▶ SHORT EXERCISE
Which lines in the records below contain the word "name"? Copy each one out.
Begin MATERIAL FOR THE TASK
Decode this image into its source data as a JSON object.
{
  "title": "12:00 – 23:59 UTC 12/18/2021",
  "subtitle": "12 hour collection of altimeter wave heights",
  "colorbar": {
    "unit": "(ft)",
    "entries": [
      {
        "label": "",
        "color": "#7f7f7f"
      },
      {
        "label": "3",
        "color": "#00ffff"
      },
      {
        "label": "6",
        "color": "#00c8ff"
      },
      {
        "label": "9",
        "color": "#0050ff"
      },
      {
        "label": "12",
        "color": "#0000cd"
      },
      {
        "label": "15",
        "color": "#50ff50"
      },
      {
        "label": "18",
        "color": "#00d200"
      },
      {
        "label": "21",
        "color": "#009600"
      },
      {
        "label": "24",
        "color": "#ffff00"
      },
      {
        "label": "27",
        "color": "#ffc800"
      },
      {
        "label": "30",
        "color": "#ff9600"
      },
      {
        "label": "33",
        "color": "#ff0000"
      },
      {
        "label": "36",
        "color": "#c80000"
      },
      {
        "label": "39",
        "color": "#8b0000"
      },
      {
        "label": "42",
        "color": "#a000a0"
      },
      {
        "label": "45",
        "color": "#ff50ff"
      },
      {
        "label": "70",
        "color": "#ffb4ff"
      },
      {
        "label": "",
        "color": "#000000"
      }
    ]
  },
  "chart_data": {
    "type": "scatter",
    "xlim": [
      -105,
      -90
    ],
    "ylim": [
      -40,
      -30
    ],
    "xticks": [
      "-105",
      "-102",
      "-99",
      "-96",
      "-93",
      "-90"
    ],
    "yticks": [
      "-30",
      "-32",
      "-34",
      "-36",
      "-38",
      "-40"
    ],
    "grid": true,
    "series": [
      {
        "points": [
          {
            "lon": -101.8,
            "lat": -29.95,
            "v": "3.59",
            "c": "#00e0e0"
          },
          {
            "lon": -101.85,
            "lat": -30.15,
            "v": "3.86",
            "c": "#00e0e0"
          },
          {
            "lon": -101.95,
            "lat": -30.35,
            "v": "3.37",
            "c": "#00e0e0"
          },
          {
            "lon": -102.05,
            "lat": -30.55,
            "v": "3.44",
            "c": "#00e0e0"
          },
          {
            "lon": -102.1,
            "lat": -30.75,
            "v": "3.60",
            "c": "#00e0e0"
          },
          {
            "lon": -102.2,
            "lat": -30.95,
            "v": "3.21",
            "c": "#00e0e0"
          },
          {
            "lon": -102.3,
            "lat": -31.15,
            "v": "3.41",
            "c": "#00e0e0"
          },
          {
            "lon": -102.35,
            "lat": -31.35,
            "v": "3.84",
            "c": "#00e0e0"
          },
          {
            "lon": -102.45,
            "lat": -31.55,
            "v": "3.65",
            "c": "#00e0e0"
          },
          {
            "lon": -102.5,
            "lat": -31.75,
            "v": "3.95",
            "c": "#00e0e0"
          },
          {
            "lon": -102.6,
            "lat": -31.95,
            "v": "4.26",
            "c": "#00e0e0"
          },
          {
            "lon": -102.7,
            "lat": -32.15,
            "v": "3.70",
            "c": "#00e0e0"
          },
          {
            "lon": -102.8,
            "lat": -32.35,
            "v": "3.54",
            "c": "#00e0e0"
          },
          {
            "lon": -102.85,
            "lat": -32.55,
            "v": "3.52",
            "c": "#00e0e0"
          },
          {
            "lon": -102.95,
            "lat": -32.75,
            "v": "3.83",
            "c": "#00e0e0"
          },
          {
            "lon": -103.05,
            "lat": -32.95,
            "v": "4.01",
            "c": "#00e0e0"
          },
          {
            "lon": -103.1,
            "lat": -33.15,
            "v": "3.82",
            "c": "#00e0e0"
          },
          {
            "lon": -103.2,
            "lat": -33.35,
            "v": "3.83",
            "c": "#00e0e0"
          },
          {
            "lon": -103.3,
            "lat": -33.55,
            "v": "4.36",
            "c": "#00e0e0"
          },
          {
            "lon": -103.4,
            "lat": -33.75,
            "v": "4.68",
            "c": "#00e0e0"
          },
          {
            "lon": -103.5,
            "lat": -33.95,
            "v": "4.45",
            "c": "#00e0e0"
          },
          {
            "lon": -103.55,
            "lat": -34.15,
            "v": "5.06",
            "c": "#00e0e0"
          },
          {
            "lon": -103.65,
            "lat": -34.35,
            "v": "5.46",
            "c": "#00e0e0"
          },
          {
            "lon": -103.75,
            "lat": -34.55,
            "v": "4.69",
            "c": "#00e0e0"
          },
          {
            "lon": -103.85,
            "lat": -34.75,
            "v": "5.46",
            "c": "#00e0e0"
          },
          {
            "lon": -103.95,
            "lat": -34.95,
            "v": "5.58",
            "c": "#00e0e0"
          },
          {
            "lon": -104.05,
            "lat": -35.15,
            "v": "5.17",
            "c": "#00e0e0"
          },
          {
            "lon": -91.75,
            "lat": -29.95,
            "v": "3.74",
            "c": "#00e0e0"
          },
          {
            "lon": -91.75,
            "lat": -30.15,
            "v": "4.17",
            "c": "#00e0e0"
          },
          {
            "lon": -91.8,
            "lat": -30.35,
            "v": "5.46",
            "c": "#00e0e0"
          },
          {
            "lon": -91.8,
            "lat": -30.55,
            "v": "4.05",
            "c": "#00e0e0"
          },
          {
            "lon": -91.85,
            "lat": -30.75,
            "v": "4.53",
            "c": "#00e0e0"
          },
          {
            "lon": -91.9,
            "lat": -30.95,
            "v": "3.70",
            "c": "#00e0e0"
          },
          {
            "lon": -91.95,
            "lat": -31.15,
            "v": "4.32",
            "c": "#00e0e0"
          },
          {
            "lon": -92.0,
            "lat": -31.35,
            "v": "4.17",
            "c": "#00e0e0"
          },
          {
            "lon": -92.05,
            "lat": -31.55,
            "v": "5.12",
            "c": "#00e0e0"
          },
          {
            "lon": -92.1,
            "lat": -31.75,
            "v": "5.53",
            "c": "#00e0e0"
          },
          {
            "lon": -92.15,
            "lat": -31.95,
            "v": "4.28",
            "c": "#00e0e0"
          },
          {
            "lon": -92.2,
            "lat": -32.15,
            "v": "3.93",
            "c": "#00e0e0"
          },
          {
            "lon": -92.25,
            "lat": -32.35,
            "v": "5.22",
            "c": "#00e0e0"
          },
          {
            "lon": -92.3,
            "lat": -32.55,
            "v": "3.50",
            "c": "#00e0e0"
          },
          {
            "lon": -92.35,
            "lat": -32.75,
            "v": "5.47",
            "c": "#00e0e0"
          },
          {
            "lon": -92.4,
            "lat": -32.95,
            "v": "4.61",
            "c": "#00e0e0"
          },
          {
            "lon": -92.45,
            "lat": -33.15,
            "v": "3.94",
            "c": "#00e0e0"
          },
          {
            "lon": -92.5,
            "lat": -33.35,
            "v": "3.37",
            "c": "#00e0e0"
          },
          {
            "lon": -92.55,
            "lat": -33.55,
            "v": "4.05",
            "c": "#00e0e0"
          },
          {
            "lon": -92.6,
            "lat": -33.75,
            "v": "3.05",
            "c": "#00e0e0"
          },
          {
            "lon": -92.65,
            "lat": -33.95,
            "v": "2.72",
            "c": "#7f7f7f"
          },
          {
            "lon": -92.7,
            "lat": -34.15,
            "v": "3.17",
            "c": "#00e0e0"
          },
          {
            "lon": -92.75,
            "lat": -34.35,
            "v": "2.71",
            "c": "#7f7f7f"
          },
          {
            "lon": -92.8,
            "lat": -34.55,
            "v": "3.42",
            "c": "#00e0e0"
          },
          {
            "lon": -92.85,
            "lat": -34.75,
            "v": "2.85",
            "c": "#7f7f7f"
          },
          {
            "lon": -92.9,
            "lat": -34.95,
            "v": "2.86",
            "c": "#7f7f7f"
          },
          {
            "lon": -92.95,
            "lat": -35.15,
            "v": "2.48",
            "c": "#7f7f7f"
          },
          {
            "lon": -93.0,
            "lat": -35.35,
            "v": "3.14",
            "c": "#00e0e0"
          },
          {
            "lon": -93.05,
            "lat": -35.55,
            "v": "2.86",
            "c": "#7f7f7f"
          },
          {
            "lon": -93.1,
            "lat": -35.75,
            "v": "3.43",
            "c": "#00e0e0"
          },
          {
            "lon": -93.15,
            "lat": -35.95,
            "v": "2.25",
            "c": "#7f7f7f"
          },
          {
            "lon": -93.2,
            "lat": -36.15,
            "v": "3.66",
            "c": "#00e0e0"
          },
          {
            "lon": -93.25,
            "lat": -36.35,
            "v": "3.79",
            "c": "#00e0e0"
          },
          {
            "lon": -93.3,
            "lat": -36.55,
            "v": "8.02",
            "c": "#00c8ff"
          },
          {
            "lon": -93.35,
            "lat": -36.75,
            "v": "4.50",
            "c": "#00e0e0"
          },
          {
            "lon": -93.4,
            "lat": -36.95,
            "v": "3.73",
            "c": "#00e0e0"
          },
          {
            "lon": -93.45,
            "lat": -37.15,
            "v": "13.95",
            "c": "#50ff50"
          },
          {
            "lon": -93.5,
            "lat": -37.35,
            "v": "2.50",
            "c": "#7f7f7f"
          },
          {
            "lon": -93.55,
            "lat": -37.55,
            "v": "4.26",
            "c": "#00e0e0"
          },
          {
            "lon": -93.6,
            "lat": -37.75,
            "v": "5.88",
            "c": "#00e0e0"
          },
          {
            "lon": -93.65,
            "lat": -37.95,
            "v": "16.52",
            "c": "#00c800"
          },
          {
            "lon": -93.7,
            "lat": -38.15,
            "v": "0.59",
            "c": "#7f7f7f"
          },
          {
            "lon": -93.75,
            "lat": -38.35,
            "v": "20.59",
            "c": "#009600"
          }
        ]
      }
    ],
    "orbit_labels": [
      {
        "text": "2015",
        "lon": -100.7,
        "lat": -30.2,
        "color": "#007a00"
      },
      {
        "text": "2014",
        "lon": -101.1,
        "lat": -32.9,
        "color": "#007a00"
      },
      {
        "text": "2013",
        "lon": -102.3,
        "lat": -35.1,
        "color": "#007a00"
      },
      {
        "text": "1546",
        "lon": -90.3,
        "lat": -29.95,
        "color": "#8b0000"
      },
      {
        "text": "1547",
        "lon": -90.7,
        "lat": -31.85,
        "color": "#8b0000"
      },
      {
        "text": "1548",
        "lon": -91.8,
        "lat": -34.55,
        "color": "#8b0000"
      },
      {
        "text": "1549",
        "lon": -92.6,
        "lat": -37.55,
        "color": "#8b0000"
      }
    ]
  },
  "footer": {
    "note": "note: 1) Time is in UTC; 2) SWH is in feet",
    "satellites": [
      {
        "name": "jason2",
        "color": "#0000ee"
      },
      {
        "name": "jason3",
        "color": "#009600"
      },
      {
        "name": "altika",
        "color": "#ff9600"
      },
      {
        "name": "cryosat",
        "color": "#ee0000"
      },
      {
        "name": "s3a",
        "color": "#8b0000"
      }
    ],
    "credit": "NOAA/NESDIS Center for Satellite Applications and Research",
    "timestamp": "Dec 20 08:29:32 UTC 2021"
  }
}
End MATERIAL FOR THE TASK
▶ FULL OUTPUT
        "name": "jason2",
        "name": "jason3",
        "name": "altika",
        "name": "cryosat",
        "name": "s3a",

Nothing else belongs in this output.